Continue the comment thread about songs and song criticism from where it stops.

== TEXT SHOWN ==
— Start —
Because the population of successful people is stalling. Most all of them now have two or less children. But poor people in poor countries are rarely stopping at two.
Fond as I am of Dylan, Eddie Gordetsky was the real genius behind Theme Time Radio. He produced the shows and provided 90% of the vintage recordings.
That is so last week, Dwight.
Everyone else figured out that there was no philosophy in the book before you even finished reading it.
"He suggests that...Rosemary Clooney’s “Come On-a My House” is about a pedophile mass murderer."
My mom used to sing that song when I was a kid. There goes another childhood memory...
I refuse to read criticism from someone who conceives of and doesn't immediately delete, "These riffs, which he flicks like tarot cards through a distant cactus..."
Thanks for posting the list.
Since I have never heard or heard of many of the songs, and some of the artists listed, I think I'll stay ignorant.
If Sting had put his heart and soul into writing an anti-stalking song, it probably wouldn't have been as good or had as much appeal. I suspect there was some ambivalence in him and listeners picked up on what they wanted to hear. Now he gets angry when people think it's a love song, but when he wrote it his frame of mind might have been more romantic than he wants to admit now. One story is that it's only after he'd written much of the song that he looked at the lyrics and saw how creepy they were. Listeners and readers have a way of finding all kinds of things in songs and stories and reinterpreting them according to their mood at the moment. So do creators.
"Come On-a My House" is a song performed by Rosemary Clooney and originally released in 1951. It was written by Ross Bagdasarian and his cousin, Armenian-American Pulitzer Prize-winning author William Saroyan, while driving across New Mexico in the summer of 1939. The melody is based on an Armenian folk song. The lyrics reference traditional Armenian customs of inviting over relatives and friends and providing them with a generously overflowing table of fruits, nuts, seeds, and other foods.
...
Bagdasarian, as David Seville, went on to much fame with his Chipmunks recordings.
Ann, interesting comment about listening vs reading the book. I'd not thought of that but I think you are probably right.
Now I'm going to have to listen to the audio sample.
Shakespeare is like that for me. Deadly dull to read but I always enjoy live performances.
— End —
== DATA RECORDS ==
— Start —
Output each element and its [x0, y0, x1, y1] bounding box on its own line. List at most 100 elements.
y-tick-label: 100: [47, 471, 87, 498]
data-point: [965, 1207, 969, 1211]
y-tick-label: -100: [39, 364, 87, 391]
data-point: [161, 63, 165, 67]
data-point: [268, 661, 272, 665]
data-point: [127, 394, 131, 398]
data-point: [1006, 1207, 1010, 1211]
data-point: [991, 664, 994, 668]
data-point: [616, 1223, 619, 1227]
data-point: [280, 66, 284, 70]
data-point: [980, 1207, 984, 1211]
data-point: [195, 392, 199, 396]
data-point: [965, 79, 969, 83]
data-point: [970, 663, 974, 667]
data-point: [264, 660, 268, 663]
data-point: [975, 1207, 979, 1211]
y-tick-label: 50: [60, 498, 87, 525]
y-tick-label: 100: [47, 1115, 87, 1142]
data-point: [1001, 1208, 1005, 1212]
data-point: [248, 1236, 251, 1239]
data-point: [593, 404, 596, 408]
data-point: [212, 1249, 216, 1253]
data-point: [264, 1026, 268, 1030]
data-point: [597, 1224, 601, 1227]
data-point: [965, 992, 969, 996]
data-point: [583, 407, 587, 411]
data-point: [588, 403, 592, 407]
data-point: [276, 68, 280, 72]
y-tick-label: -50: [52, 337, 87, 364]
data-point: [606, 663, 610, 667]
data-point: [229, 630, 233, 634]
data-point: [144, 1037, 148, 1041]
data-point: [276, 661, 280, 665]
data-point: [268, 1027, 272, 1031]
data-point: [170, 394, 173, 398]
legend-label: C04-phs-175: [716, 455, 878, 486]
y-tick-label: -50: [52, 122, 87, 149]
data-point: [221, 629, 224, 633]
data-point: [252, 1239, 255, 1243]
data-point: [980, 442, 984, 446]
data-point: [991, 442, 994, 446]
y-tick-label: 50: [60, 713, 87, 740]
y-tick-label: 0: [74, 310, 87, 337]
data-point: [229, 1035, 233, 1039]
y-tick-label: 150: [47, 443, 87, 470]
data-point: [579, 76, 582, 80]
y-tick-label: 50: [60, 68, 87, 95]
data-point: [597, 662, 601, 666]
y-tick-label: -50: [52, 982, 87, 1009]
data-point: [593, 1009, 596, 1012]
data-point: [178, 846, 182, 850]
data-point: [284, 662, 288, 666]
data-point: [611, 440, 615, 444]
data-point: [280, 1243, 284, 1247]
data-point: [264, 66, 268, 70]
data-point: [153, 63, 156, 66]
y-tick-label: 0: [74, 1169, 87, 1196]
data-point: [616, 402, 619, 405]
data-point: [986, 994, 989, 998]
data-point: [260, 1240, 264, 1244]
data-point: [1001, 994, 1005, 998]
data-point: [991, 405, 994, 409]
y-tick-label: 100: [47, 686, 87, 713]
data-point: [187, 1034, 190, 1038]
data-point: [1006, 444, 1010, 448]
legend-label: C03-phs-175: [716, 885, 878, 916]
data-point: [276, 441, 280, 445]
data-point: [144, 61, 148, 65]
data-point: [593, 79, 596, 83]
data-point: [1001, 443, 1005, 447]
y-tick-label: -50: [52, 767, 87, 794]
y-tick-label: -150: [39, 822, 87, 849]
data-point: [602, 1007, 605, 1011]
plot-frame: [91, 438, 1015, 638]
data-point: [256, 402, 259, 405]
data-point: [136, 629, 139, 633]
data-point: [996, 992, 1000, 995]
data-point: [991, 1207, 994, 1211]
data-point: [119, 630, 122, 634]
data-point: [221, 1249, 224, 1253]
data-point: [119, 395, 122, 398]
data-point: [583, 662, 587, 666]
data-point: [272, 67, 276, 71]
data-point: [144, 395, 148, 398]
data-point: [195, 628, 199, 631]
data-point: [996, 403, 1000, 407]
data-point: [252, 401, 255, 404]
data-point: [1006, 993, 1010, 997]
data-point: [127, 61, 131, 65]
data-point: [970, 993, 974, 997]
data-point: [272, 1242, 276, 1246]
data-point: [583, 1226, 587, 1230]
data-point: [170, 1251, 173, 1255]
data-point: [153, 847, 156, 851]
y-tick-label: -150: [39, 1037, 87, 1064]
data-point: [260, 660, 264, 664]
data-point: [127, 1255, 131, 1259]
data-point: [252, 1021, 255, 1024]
— End —
== ANSWER TO THIS EXERCISE ==
I've been told the trick is to read him out lod but I've never been motivated to
John stop fascism vote republican Henry
Flicking Tarot cards at a distant cactus. TS Eliot as Harry Potter.
I get Garner.
Sorry. Sorry.
"There are more things in heaven and earth, Horatio, than are dreamt of in your philosophy."
At the time that was written, "philosophy" was a broad term that included what we would now call "science". Horatio has been off at the University, and Hamlet is mocking his book-learned materialism. Dylan may well be using "philosophy" to mean simply, careful and methodical investigation.
"Now he gets angry when people think it's a love song, but when he wrote it his frame of mind might have been more romantic than he wants to admit now."
Sting is too smart to not have known what he was writing. He certainly intended to write a lyric that seems like a love song in the first few seconds, but quickly becomes clearly the depiction of a stalker's obsession as it proceeds. That obsessed perspective is the point of the song.
Lots of song lyrics are evil/insane if you think about them from a different angle. Detach from your liking of the singer, your sense that he or she must be a good person, and think deeply about the character behind the words of the song. That's what Dylan is doing here. It's very interesting to restate the words of a song — a good song — and examine what is really going on there.
Some people think this is a really frivolous activity. It's something I did a lot when I was young, and I've been around some individuals who when you try to examine a song like that will look at you with contempt for caring about something so stupid. Ironically, these people were big Dylan fans. I'm sure if they read the book and hear Dylan taking the character in the song seriously, they won't think of what an asshole they were to me... long ago.
Don’t forget “Kimono My House”, a popular album by Sparks.
I was born in 1966, but I think that Bob Dylan was a lyrical and philosophical genius. Ironically, my favorite albums of his are the two 1965 ones, before I was born. But I love all his work 1961-1969.
I read a cool interview with Dylan where someone asked him how did he come up with all those great songs? And his answer was, I don’t know myself, I read those lyrics and I’m amazed.
I think the Muse took him.
Sting intended an anti-stalking song.
Um, no. Sting was in the depths of despair and self-pity when he wrote "Every Breath You Take" -- at the time he was involved in a love triangle much like the one that inspired Eric Clapton to write "Layla" and other famous despairing love songs. The two songs that follow on Synchronicity, "King of Pain" and "Wrapped Around Your Finger," make clear his selfish state of mind.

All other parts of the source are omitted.